Recorded information:
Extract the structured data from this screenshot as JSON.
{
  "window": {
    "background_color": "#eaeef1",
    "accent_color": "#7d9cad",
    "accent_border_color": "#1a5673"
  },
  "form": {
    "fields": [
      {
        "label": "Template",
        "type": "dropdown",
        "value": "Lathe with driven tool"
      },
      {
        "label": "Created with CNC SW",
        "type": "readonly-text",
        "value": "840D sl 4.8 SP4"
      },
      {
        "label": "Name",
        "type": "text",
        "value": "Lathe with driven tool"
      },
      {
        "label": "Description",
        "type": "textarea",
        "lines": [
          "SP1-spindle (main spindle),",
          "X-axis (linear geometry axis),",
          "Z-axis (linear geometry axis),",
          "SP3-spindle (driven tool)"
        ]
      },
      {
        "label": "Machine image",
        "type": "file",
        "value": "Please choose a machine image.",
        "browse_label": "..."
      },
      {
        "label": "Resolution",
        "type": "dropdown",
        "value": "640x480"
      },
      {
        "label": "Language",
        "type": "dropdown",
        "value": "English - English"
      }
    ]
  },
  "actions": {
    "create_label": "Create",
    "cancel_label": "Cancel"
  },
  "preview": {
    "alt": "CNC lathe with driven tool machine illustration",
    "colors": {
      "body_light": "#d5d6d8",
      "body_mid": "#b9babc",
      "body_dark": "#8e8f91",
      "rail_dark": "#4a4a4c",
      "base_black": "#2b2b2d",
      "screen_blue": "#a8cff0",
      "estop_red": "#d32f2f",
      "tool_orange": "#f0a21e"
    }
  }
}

What is needed:
In the listing, find all lines with the string "spindle" and copy them.

Task response:
          "SP1-spindle (main spindle),",
          "SP3-spindle (driven tool)"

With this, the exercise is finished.